• [INSTRUCTIONS TO FOLLOW]
Tell how many lines in the data below hold the string "Bilaterally"; give nothing but the number.

• [MATERIAL PROVIDED]
★ ★ ★ ★
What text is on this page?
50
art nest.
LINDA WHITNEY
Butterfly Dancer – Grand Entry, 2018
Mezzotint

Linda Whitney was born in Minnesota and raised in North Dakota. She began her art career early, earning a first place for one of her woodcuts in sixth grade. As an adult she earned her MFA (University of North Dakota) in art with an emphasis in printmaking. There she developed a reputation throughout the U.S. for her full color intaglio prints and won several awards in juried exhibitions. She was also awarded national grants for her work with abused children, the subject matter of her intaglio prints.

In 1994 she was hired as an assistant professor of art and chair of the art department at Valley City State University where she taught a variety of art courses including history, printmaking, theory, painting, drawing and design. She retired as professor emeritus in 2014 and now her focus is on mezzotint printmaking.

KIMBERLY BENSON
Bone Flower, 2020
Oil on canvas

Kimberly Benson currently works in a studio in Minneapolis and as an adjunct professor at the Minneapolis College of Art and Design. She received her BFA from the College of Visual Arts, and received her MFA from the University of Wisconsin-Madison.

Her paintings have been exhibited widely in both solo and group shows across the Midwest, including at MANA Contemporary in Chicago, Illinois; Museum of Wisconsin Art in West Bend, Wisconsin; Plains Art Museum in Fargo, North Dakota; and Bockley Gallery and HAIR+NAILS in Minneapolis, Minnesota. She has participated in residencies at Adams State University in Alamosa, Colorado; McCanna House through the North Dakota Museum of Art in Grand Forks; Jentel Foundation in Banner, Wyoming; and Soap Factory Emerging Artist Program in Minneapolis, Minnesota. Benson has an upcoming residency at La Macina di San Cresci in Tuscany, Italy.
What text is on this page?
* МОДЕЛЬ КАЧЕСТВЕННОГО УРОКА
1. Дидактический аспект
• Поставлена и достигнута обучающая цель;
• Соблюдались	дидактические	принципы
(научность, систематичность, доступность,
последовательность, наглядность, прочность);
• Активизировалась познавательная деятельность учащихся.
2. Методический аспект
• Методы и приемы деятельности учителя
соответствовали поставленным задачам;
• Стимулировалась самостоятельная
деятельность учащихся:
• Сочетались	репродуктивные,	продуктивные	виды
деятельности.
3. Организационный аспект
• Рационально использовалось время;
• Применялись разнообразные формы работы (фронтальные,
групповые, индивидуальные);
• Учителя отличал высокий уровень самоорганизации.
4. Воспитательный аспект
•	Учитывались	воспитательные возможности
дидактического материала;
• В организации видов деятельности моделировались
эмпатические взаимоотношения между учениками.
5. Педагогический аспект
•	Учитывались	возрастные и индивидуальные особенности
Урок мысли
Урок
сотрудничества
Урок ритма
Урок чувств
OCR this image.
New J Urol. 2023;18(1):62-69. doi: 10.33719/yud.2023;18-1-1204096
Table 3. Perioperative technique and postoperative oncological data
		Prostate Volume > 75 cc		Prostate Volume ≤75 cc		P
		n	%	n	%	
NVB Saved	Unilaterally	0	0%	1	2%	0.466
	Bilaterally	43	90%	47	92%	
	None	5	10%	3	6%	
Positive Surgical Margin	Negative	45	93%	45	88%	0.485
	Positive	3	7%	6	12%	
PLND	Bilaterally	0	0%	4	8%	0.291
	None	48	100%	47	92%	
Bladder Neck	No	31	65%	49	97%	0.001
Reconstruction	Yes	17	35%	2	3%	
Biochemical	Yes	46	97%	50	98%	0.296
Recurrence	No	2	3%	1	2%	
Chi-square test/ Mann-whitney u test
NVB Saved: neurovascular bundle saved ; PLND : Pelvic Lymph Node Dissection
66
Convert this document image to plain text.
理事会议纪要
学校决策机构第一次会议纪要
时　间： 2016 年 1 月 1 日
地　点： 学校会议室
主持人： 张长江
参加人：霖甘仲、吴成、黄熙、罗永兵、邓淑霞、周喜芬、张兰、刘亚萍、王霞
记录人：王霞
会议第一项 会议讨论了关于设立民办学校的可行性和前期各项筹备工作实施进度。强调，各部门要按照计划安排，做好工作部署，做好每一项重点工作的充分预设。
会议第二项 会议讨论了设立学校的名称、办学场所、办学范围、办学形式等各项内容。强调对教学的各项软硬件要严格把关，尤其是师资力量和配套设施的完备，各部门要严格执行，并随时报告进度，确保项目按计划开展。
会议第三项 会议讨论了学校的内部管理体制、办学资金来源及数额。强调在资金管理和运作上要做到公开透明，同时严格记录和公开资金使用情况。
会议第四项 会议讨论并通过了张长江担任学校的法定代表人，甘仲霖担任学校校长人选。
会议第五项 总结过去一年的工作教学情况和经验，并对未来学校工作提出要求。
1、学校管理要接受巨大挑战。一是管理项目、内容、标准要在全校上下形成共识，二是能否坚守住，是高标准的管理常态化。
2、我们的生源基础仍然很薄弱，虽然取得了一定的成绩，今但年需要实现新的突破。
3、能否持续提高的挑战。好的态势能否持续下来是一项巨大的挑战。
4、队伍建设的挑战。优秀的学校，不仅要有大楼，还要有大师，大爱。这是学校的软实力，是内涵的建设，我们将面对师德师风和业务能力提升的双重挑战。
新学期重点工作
★ ★ ★ ★
• [WORKED SOLUTION]
2